Identify the lines that include the word "JSON", then copy all of them.

********

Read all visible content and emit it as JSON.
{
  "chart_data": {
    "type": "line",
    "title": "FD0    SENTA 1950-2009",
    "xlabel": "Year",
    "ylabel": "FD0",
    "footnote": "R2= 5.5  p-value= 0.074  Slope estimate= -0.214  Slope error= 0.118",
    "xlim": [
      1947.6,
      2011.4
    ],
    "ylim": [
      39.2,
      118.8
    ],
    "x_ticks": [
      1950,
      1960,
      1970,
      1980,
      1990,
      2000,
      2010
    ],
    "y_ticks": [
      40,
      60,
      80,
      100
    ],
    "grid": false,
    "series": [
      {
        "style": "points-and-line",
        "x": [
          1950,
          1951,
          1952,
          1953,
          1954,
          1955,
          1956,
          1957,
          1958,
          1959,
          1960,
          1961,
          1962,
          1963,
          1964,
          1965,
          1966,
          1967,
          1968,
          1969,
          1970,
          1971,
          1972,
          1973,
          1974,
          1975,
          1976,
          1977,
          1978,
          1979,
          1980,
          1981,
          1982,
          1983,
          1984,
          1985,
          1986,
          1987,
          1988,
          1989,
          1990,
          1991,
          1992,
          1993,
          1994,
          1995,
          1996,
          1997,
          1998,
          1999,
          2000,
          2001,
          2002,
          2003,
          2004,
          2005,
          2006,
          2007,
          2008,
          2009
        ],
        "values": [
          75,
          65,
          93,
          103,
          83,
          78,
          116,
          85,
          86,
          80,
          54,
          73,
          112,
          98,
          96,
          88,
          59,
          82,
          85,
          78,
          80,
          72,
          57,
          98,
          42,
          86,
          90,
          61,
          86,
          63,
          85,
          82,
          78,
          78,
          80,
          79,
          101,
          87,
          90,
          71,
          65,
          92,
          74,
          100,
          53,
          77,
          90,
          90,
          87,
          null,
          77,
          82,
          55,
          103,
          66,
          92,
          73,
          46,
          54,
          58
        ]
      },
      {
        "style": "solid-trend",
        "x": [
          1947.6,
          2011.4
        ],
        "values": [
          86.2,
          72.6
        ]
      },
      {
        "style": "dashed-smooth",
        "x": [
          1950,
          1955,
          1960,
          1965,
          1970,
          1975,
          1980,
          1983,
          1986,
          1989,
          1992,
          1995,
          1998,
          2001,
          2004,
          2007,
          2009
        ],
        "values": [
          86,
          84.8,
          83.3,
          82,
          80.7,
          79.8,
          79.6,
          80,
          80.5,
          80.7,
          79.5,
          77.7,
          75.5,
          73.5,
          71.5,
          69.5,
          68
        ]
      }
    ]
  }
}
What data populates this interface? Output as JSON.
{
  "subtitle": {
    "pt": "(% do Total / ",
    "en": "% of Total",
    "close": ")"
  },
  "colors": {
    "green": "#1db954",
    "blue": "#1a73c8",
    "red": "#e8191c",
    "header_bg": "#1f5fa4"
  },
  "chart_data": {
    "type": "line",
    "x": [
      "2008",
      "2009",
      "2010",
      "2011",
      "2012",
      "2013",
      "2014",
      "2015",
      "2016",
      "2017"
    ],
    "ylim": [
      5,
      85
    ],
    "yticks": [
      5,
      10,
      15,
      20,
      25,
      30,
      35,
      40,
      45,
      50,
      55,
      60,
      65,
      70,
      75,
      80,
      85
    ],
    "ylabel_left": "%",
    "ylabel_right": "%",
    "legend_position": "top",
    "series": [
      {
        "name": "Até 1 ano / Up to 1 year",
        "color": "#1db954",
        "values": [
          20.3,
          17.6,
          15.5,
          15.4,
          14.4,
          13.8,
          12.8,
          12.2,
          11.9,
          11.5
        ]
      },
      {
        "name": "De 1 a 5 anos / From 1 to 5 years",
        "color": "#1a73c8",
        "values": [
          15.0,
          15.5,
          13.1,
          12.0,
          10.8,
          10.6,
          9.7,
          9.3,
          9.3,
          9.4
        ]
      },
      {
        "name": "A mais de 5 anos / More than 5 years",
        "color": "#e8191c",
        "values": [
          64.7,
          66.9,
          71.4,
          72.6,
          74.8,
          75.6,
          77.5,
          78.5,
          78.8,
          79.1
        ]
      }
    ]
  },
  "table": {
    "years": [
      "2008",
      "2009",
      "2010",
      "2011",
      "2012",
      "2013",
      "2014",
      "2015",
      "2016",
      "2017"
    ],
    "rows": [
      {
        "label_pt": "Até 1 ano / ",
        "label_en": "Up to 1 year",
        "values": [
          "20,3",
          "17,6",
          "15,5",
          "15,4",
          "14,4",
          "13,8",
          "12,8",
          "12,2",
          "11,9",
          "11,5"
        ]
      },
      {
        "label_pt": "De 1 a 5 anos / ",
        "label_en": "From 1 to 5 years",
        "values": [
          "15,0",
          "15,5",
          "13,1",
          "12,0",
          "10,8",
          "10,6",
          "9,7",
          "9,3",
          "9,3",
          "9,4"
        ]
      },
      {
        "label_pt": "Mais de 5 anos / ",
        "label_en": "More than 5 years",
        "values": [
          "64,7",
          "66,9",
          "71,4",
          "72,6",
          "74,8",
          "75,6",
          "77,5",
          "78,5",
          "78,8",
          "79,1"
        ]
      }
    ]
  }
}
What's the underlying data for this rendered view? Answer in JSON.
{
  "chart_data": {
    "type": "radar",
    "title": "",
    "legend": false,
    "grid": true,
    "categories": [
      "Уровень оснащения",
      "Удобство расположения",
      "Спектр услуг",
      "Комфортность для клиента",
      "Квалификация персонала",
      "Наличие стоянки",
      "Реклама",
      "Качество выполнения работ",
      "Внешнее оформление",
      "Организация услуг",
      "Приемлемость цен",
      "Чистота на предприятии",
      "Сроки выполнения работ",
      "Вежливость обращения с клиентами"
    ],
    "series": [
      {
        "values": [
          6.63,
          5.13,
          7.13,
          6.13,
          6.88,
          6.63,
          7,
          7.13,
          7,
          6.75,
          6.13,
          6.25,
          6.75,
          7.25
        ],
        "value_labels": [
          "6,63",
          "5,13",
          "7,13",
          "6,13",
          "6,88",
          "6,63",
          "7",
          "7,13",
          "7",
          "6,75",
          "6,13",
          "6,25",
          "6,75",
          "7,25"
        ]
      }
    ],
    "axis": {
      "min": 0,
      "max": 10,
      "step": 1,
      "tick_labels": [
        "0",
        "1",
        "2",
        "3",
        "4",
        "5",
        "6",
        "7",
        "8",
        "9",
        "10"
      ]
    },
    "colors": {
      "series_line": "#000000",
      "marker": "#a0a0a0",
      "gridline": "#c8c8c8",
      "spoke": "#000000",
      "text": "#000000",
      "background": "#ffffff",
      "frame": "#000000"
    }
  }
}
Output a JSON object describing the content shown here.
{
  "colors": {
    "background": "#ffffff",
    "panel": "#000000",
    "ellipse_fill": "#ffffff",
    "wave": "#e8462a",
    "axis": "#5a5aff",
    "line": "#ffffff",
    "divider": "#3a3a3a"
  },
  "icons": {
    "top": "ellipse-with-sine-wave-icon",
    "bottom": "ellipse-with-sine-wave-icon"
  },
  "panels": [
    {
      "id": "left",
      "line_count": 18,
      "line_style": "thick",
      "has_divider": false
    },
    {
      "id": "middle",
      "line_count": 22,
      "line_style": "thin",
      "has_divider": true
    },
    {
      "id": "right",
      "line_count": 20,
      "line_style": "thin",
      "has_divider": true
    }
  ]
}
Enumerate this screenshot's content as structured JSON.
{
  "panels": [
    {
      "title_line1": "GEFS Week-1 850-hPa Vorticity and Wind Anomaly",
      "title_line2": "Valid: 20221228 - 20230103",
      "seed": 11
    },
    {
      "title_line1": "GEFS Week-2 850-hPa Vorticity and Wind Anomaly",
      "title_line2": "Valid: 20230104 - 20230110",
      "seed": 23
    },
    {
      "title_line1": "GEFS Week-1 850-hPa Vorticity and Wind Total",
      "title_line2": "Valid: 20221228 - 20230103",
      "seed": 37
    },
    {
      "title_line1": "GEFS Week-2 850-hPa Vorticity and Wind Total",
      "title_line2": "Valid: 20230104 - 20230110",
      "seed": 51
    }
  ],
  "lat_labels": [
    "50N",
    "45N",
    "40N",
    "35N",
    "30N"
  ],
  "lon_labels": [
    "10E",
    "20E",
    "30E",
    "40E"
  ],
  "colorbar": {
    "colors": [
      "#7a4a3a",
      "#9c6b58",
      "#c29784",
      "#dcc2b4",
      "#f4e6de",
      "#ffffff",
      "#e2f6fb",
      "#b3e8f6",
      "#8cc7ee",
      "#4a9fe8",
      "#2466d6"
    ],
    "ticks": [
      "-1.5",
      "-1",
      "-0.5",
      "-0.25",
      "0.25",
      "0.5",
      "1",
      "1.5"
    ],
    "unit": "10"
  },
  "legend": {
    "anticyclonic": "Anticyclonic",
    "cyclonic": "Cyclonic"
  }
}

********

• _Right answer_
Read all visible content and emit it as JSON.
What data populates this interface? Output as JSON.
What's the underlying data for this rendered view? Answer in JSON.
Output a JSON object describing the content shown here.
Enumerate this screenshot's content as structured JSON.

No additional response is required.